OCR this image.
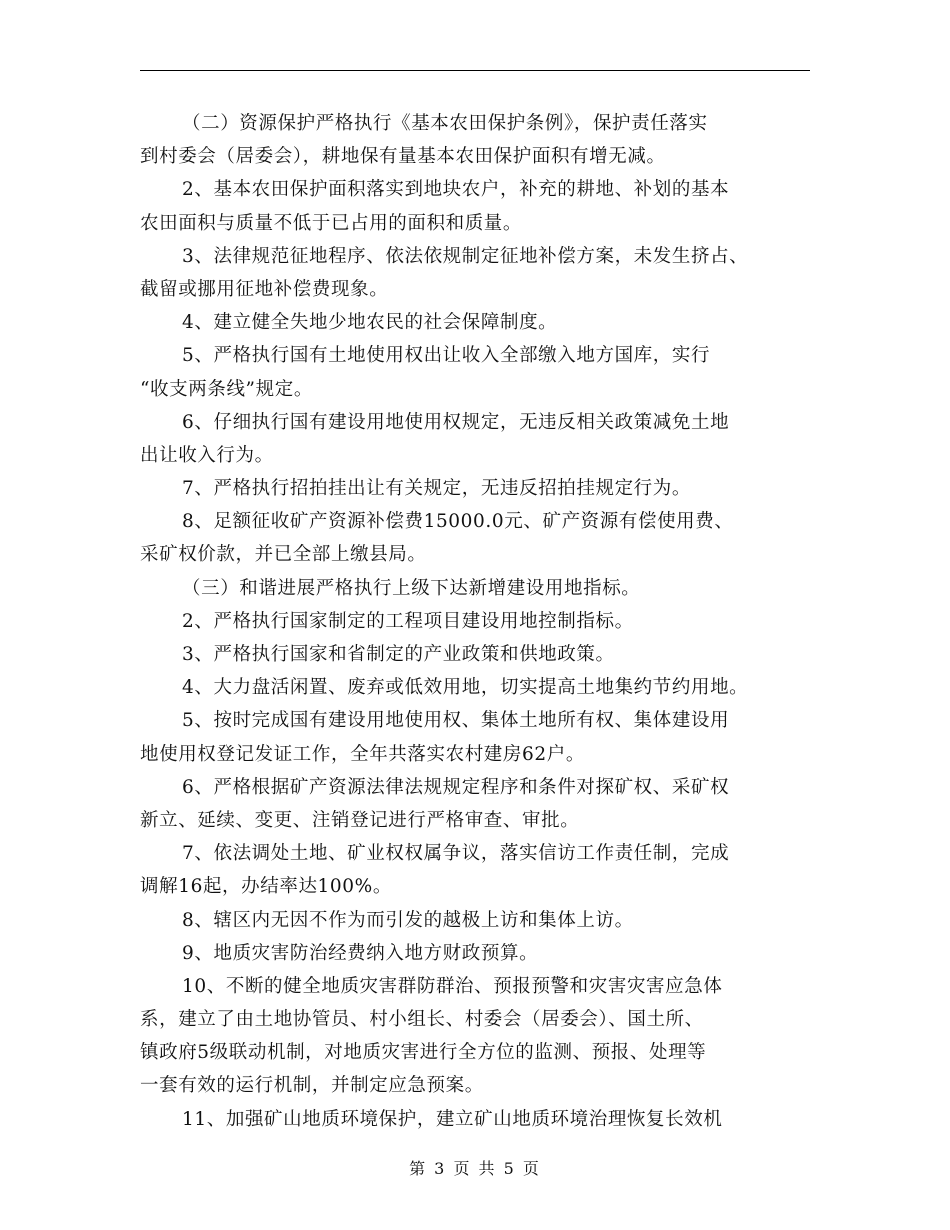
（二）资源保护严格执行《基本农田保护条例》，保护责任落实
到村委会（居委会），耕地保有量基本农田保护面积有增无减。
2、基本农田保护面积落实到地块农户，补充的耕地、补划的基本
农田面积与质量不低于已占用的面积和质量。
3、法律规范征地程序、依法依规制定征地补偿方案，未发生挤占、
截留或挪用征地补偿费现象。
4、建立健全失地少地农民的社会保障制度。
5、严格执行国有土地使用权出让收入全部缴入地方国库，实行
“收支两条线”规定。
6、仔细执行国有建设用地使用权规定，无违反相关政策减免土地
出让收入行为。
7、严格执行招拍挂出让有关规定，无违反招拍挂规定行为。
8、足额征收矿产资源补偿费15000.0元、矿产资源有偿使用费、
采矿权价款，并已全部上缴县局。
（三）和谐进展严格执行上级下达新增建设用地指标。
2、严格执行国家制定的工程项目建设用地控制指标。
3、严格执行国家和省制定的产业政策和供地政策。
4、大力盘活闲置、废弃或低效用地，切实提高土地集约节约用地。
5、按时完成国有建设用地使用权、集体土地所有权、集体建设用
地使用权登记发证工作，全年共落实农村建房62户。
6、严格根据矿产资源法律法规规定程序和条件对探矿权、采矿权
新立、延续、变更、注销登记进行严格审查、审批。
7、依法调处土地、矿业权权属争议，落实信访工作责任制，完成
调解16起，办结率达100%。
8、辖区内无因不作为而引发的越极上访和集体上访。
9、地质灾害防治经费纳入地方财政预算。
10、不断的健全地质灾害群防群治、预报预警和灾害灾害应急体
系，建立了由土地协管员、村小组长、村委会（居委会）、国土所、
镇政府5级联动机制，对地质灾害进行全方位的监测、预报、处理等
一套有效的运行机制，并制定应急预案。
11、加强矿山地质环境保护，建立矿山地质环境治理恢复长效机
第 3 页 共 5 页
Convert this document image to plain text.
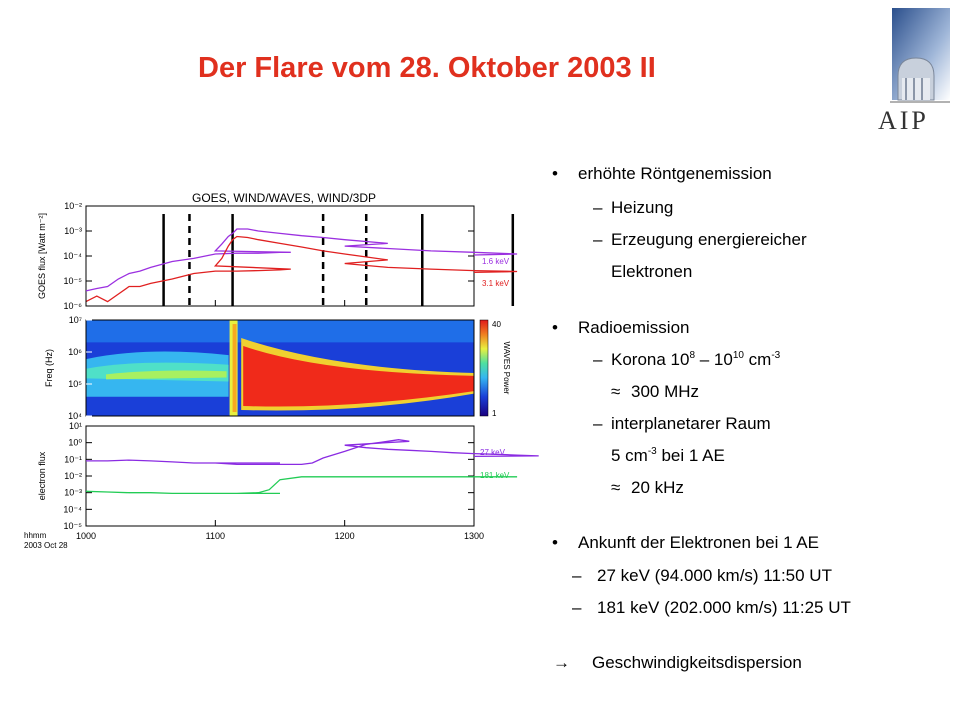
Der Flare vom 28. Oktober 2003 II
AIP
GOES, WIND/WAVES, WIND/3DP
10⁻²
10⁻³
10⁻⁴
10⁻⁵
10⁻⁶
GOES flux [Watt m⁻²]	1.6 keV
3.1 keV
10⁷
10⁶
10⁵
10⁴
Freq (Hz)
40
1
WAVES Power
10¹
10⁰
10⁻¹
10⁻²
10⁻³
10⁻⁴
10⁻⁵
electron flux	27 keV
181 keV
1000	1100	1200	1300
hhmm
2003 Oct 28
• erhöhte Röntgenemission
– Heizung
– Erzeugung energiereicher
Elektronen
• Radioemission
– Korona $10^8 - 10^{10}$ $cm^{-3}$
≈ 300 MHz
– interplanetarer Raum
5 $cm^{-3}$ bei 1 AE
≈ 20 kHz
• Ankunft der Elektronen bei 1 AE
– 27 keV (94.000 km/s) 11:50 UT
– 181 keV (202.000 km/s) 11:25 UT
→ Geschwindigkeitsdispersion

SHORT EXERCISE –
List every line above containing the word "flux".

EXPECTED ANSWER –
GOES flux [Watt m⁻²]	1.6 keV
electron flux	27 keV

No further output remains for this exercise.